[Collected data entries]
— Begin —
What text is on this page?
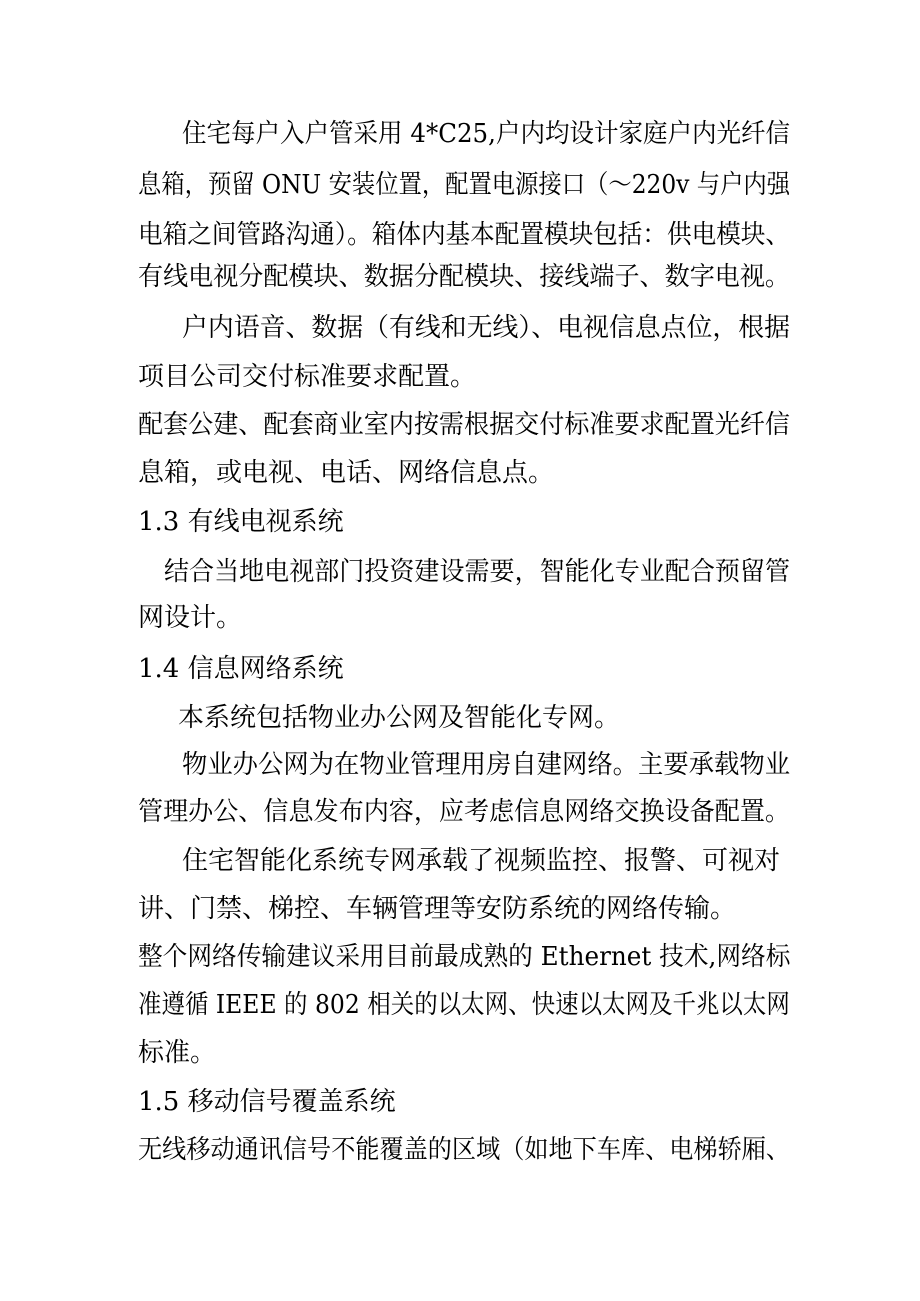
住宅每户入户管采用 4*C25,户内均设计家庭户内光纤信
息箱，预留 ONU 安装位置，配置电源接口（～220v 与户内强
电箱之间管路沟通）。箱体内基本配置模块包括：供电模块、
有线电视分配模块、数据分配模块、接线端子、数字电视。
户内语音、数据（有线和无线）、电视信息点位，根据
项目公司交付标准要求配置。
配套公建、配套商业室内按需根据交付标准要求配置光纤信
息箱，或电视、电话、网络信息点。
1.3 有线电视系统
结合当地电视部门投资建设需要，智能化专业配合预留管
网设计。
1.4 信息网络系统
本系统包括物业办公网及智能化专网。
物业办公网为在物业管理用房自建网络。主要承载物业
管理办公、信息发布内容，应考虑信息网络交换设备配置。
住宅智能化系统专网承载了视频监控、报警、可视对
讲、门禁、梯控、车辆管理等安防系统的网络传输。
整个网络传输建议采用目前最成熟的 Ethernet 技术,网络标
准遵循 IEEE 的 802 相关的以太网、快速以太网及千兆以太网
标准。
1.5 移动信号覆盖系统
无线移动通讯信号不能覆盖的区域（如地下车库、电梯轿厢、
— End —
— Begin —
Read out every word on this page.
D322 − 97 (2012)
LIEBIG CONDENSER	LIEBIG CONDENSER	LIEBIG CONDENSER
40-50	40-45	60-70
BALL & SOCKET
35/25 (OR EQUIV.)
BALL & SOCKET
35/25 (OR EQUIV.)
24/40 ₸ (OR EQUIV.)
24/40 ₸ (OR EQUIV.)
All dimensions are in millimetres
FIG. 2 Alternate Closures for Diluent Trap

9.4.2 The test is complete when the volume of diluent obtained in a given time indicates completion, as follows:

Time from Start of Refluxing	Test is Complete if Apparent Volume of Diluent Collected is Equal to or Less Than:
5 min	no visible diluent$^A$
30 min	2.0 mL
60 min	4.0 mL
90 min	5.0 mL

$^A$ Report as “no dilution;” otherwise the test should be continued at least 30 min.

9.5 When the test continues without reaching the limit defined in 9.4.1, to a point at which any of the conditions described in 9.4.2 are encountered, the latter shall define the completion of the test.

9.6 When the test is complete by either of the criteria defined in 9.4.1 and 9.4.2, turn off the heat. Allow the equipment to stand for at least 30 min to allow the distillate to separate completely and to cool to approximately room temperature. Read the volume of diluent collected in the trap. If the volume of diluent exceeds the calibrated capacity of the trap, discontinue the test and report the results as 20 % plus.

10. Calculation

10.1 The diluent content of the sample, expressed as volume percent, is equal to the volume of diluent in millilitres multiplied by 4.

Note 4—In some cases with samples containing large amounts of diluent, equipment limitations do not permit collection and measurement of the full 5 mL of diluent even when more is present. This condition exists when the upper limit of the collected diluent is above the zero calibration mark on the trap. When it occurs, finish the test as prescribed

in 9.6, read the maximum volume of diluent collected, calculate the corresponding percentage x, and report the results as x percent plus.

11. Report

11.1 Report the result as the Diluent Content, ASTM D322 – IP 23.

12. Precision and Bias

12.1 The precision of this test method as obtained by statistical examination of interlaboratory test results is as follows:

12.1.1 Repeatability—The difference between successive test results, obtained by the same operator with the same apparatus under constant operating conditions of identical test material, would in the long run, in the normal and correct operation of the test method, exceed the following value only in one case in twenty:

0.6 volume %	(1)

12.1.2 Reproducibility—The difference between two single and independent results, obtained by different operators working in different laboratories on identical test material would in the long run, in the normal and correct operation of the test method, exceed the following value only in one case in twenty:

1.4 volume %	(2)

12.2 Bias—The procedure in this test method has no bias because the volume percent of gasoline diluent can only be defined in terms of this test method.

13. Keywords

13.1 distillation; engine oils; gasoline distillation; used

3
— End —
§ **Aim of the exercise**: From the records, copy every line that has the string "material" in it.

§ **Solution**:
12.1.1 Repeatability—The difference between successive test results, obtained by the same operator with the same apparatus under constant operating conditions of identical test material, would in the long run, in the normal and correct operation of the test method, exceed the following value only in one case in twenty:
12.1.2 Reproducibility—The difference between two single and independent results, obtained by different operators working in different laboratories on identical test material would in the long run, in the normal and correct operation of the test method, exceed the following value only in one case in twenty:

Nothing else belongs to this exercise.